M Caumel de Sauvejunte
Si nous pouvons nous accorder pour dire que le saint homme de la
croyance est Saint Thomas d'Aquin, sa réconciliation entre la foi et la
raison va le conduire en un lieu de sa Somme Théologique qui arrêtera
l'écriture sur un espace vide et suspensif de sa recherche des lois du
langage et de la parole1.
La lumière divine qui a été à l'horizon de cette somme à concevoir
comme une pure algèbre de la foi à partir de la raison lui fit
rencontrer ce point de néantisation de l'être que je m'abstiendrais
d'appeler dépression parce qu'il est l'expression de l'être dans son
rapport à l'universel, à l'Un et non au Tout.
James Joyce procédera, comme on le sait, par un bricolage de la
claritas de Saint Thomas d'Aquin pour en faire la splendeur de l'être.
Lacan dira, à ce propos, que l'activité sinthomatique de Joyce, dans
son travail d'écriture, fait déchoir le saint homme de son
madaquinisme, sinthome2 qu'il définit comme étant le quatrième terme,
celui par lequel le sujet ex-siste au trois autres de la Trinité
borroméenne.
Là où Saint Thomas d'Aquin éprouve la néantisation de son être, James
Joyce est dans l'élation maniaque du jeu de la lettre, cf. Finnegans
Wake. Quelle est la raison de cette folie qui fait butée à la raison de
la foi ?
Nous situerons la croyance à cette frontière sensible de la foi et la
raison3: c'est une zone dont l'ordre ou le désordre reste à définir.
Ses limites sont un bord, bord de la folie ou bord d'un trou dont on ne
sait si c'est l'erre de l'incroyant ou celui du croyant. Il est
difficile de juger car ici il s'agit du préjugé, du pré-jugement sur le
transfini, tel qu'un Georg Cantor a formalisé la théorie : on comprend
qu'il ait pu en perdre la raison. S'agit-il de la même rencontre pour
Giordano Bruno?

Matériel fourni.
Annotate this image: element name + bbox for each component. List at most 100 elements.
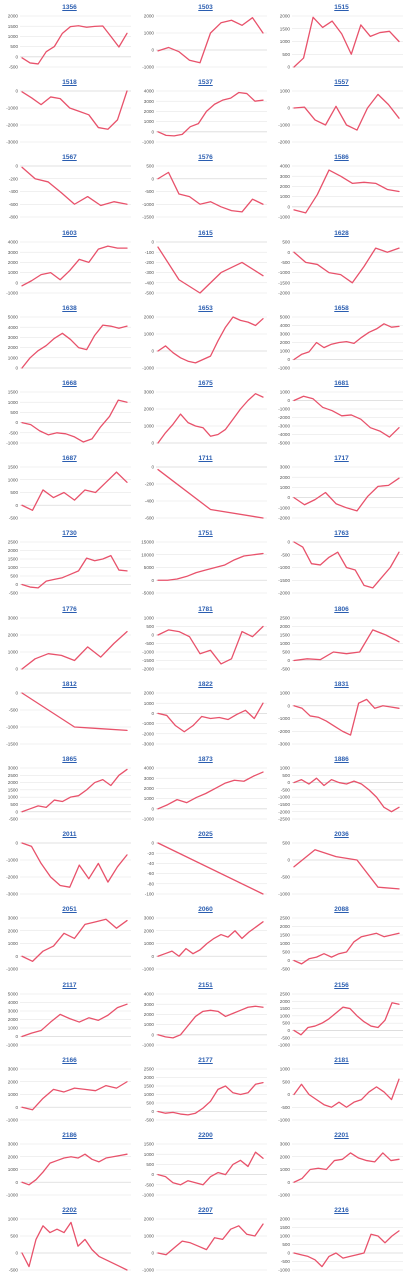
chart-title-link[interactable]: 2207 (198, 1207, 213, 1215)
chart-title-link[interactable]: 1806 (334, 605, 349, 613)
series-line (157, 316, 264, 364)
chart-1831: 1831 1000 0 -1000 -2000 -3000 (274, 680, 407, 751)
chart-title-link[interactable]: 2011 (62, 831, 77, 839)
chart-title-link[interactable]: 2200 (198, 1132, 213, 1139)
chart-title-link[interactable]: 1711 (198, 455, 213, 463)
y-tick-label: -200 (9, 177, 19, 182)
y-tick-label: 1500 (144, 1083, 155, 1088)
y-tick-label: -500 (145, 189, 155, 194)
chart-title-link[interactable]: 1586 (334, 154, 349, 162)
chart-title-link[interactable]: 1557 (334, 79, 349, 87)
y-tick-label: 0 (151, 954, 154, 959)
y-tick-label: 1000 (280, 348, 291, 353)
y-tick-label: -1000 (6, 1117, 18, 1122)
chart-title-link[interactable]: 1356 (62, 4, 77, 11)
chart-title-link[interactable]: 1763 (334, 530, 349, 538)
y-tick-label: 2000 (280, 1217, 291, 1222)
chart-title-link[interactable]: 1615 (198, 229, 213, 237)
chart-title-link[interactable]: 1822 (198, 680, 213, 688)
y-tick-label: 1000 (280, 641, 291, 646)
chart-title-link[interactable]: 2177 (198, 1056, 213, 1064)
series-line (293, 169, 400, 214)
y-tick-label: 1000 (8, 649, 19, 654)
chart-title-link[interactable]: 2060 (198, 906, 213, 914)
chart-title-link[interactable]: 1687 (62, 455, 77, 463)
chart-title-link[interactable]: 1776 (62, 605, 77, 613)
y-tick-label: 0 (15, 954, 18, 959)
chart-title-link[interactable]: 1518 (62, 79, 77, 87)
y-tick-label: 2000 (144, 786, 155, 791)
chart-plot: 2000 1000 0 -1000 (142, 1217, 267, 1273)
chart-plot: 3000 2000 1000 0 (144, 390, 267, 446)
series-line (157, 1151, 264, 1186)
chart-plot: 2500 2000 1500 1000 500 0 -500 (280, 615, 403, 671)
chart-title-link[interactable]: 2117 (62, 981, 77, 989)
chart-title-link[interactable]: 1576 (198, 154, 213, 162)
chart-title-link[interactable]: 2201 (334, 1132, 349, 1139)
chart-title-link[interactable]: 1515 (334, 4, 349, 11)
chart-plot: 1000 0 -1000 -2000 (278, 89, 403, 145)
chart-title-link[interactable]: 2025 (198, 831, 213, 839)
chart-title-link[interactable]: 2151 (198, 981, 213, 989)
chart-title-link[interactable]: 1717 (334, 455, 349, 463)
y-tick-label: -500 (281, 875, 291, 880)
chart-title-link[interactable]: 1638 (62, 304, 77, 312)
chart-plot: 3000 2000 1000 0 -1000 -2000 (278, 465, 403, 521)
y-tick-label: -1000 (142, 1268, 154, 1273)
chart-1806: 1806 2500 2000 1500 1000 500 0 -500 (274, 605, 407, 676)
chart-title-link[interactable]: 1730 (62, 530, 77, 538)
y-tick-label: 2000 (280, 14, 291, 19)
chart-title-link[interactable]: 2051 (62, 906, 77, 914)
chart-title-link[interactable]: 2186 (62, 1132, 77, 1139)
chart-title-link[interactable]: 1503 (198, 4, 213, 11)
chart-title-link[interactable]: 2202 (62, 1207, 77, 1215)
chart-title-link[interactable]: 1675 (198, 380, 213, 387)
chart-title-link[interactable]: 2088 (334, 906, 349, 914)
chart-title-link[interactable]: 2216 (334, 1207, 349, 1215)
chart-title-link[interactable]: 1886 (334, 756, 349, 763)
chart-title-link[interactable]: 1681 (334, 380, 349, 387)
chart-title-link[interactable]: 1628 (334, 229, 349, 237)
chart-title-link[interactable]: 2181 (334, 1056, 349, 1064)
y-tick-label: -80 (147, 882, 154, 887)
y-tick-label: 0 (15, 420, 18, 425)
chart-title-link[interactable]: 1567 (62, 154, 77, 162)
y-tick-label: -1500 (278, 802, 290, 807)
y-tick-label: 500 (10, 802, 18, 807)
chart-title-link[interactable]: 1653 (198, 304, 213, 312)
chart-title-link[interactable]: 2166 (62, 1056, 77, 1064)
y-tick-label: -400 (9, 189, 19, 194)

Consigne.
Résumez en deux phrases le texte à lire.

Corrigé.
Dans sa Somme Théologique, Saint Thomas d'Aquin réconcilie la foi et la raison et rencontre ainsi un point de néantisation de l'être, tandis que James Joyce reprend sa claritas pour en faire la splendeur de l'être et se trouve dans l'élation maniaque du jeu de la lettre. Le texte situe la croyance à la frontière sensible de la foi et de la raison, zone bordée par la folie ou par un trou, et évoque Georg Cantor, qui a formalisé la théorie du transfini et dont on comprend qu'il ait pu en perdre la raison.